§ Instructions for the task
Transcribe all the entries word for word, omitting any pictures they contain.

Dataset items
********************

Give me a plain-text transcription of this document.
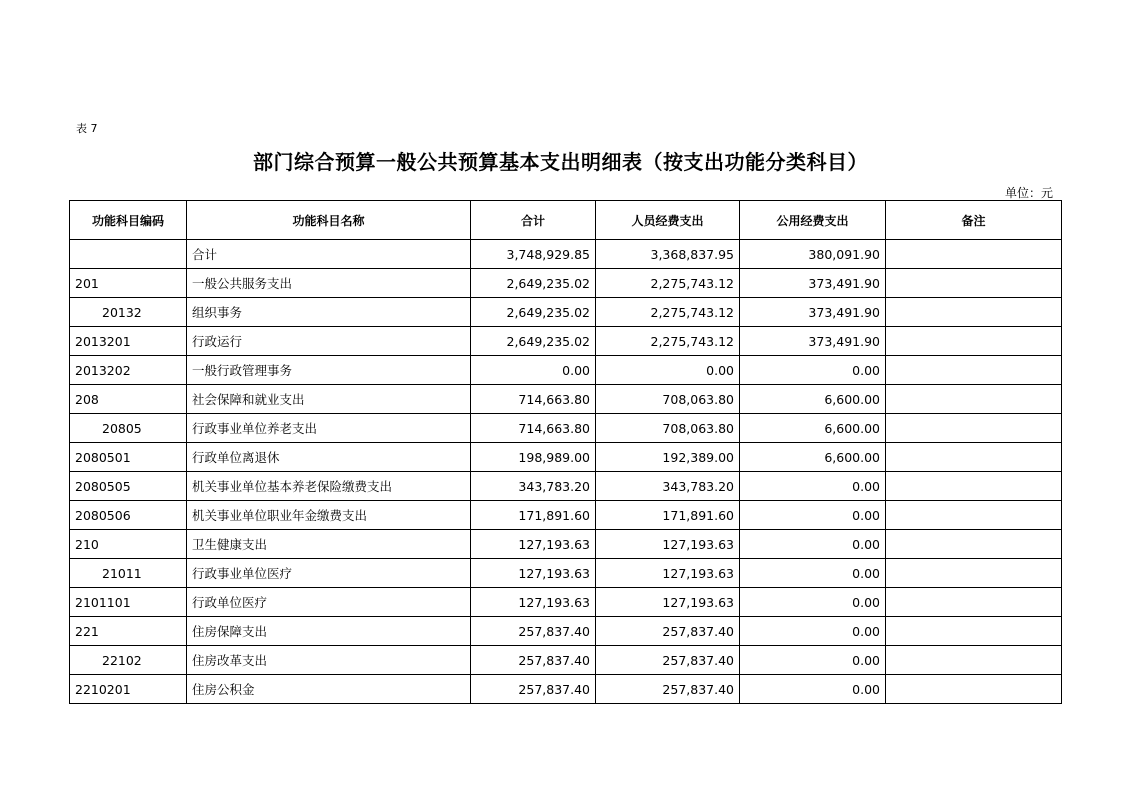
表 7
部门综合预算一般公共预算基本支出明细表（按支出功能分类科目）
单位：元
功能科目编码	功能科目名称	合计	人员经费支出	公用经费支出	备注
	合计	3,748,929.85	3,368,837.95	380,091.90	
201	一般公共服务支出	2,649,235.02	2,275,743.12	373,491.90	
20132	组织事务	2,649,235.02	2,275,743.12	373,491.90	
2013201	行政运行	2,649,235.02	2,275,743.12	373,491.90	
2013202	一般行政管理事务	0.00	0.00	0.00	
208	社会保障和就业支出	714,663.80	708,063.80	6,600.00	
20805	行政事业单位养老支出	714,663.80	708,063.80	6,600.00	
2080501	行政单位离退休	198,989.00	192,389.00	6,600.00	
2080505	机关事业单位基本养老保险缴费支出	343,783.20	343,783.20	0.00	
2080506	机关事业单位职业年金缴费支出	171,891.60	171,891.60	0.00	
210	卫生健康支出	127,193.63	127,193.63	0.00	
21011	行政事业单位医疗	127,193.63	127,193.63	0.00	
2101101	行政单位医疗	127,193.63	127,193.63	0.00	
221	住房保障支出	257,837.40	257,837.40	0.00	
22102	住房改革支出	257,837.40	257,837.40	0.00	
2210201	住房公积金	257,837.40	257,837.40	0.00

********************

§ Solution to the exercise
Give me a plain-text transcription of this document.
表 7
部门综合预算一般公共预算基本支出明细表（按支出功能分类科目）
单位：元
功能科目编码	功能科目名称	合计	人员经费支出	公用经费支出	备注
	合计	3,748,929.85	3,368,837.95	380,091.90	
201	一般公共服务支出	2,649,235.02	2,275,743.12	373,491.90	
20132	组织事务	2,649,235.02	2,275,743.12	373,491.90	
2013201	行政运行	2,649,235.02	2,275,743.12	373,491.90	
2013202	一般行政管理事务	0.00	0.00	0.00	
208	社会保障和就业支出	714,663.80	708,063.80	6,600.00	
20805	行政事业单位养老支出	714,663.80	708,063.80	6,600.00	
2080501	行政单位离退休	198,989.00	192,389.00	6,600.00	
2080505	机关事业单位基本养老保险缴费支出	343,783.20	343,783.20	0.00	
2080506	机关事业单位职业年金缴费支出	171,891.60	171,891.60	0.00	
210	卫生健康支出	127,193.63	127,193.63	0.00	
21011	行政事业单位医疗	127,193.63	127,193.63	0.00	
2101101	行政单位医疗	127,193.63	127,193.63	0.00	
221	住房保障支出	257,837.40	257,837.40	0.00	
22102	住房改革支出	257,837.40	257,837.40	0.00	
2210201	住房公积金	257,837.40	257,837.40	0.00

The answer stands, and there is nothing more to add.